**REQUIRED WORK:**
Going through the material below, please gather all lines with the word "สาหก" in them.
--- DATA ENTRIES ---
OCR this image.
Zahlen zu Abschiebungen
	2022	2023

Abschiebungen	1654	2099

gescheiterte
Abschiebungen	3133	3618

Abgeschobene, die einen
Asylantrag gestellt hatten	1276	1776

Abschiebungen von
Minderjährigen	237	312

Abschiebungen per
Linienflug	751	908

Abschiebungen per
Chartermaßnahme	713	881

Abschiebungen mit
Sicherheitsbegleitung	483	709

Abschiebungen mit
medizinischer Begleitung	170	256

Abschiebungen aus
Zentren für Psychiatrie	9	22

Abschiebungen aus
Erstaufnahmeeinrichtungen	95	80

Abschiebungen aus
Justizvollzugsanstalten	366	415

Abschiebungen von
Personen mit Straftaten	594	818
---
--- DATA ENTRIES ---
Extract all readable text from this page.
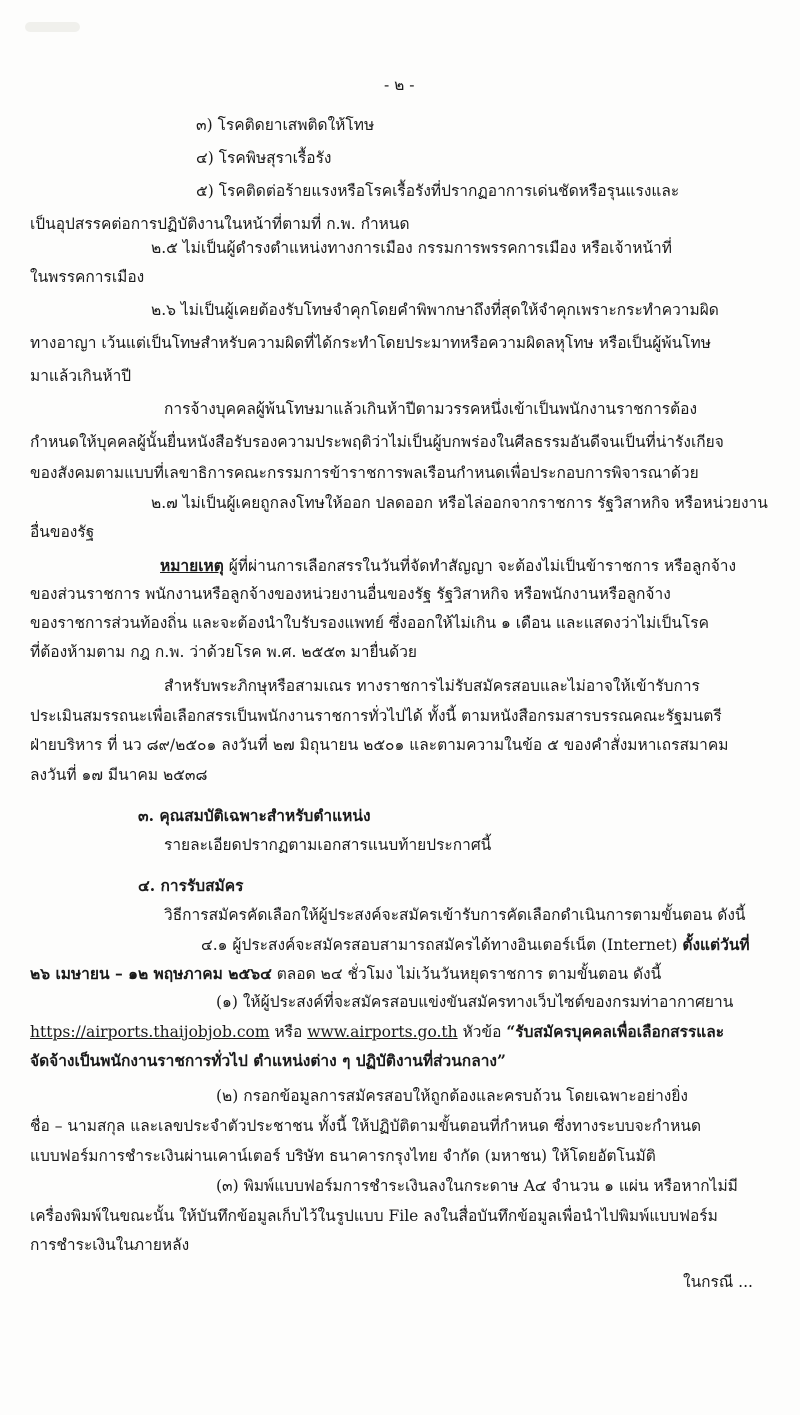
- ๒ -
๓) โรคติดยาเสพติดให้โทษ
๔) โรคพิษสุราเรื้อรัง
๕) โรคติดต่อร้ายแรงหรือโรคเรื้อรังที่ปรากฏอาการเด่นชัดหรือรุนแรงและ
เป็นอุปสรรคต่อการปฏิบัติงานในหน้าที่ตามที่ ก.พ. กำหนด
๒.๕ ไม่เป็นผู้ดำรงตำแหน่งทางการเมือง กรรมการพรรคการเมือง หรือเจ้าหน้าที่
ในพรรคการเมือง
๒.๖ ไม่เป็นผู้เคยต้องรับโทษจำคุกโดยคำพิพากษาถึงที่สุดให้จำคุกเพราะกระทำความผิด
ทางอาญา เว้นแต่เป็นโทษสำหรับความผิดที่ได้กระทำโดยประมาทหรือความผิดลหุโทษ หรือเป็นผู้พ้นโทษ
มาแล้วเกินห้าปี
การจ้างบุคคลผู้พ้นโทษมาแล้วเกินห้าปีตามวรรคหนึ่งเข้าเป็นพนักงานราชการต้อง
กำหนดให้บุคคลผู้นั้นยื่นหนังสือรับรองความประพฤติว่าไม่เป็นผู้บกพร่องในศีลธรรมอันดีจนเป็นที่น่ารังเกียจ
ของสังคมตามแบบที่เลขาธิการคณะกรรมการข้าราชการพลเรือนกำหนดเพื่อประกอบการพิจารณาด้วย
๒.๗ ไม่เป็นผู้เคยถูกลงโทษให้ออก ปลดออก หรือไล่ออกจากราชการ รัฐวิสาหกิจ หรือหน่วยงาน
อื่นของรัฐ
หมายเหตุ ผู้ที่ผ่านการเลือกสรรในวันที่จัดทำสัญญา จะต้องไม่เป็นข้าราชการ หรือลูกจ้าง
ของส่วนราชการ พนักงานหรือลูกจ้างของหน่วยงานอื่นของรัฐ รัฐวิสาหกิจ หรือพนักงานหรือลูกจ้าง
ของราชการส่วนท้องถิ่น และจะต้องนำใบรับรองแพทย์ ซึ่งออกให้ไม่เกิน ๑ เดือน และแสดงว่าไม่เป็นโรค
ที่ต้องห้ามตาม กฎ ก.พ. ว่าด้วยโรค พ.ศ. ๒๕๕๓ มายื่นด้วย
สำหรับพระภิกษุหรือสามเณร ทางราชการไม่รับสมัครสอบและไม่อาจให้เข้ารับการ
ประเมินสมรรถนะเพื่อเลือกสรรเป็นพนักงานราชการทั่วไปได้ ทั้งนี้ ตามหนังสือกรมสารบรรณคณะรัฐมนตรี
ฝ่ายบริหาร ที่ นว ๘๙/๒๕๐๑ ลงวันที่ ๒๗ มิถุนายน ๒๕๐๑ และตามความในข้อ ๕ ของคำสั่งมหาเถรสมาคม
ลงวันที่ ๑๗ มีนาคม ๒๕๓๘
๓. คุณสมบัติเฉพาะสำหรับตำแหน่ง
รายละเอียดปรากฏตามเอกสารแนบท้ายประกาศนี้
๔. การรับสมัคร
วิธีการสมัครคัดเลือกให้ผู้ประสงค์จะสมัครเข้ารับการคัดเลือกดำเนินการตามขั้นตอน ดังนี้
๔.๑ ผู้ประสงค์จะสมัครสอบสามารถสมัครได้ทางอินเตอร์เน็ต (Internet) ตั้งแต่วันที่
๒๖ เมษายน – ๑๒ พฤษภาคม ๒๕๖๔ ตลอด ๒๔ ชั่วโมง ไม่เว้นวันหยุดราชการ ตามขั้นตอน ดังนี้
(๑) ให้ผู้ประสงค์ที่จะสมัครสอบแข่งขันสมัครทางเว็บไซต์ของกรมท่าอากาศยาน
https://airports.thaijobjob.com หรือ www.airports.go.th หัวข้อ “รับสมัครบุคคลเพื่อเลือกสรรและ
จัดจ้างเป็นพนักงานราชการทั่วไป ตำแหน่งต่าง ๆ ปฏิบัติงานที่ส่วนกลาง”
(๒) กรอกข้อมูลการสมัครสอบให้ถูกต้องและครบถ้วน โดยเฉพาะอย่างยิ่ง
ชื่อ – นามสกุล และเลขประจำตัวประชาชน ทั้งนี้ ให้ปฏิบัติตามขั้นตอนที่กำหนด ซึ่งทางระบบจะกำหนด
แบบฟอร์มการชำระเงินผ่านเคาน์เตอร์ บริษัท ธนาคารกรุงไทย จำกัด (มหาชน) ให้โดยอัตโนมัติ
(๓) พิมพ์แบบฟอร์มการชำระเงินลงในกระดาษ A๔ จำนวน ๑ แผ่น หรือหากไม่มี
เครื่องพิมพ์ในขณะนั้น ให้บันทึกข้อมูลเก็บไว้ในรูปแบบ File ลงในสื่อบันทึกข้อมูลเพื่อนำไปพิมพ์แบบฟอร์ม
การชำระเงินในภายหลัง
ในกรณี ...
---
**FINAL RESULT:**
๒.๗ ไม่เป็นผู้เคยถูกลงโทษให้ออก ปลดออก หรือไล่ออกจากราชการ รัฐวิสาหกิจ หรือหน่วยงาน
ของส่วนราชการ พนักงานหรือลูกจ้างของหน่วยงานอื่นของรัฐ รัฐวิสาหกิจ หรือพนักงานหรือลูกจ้าง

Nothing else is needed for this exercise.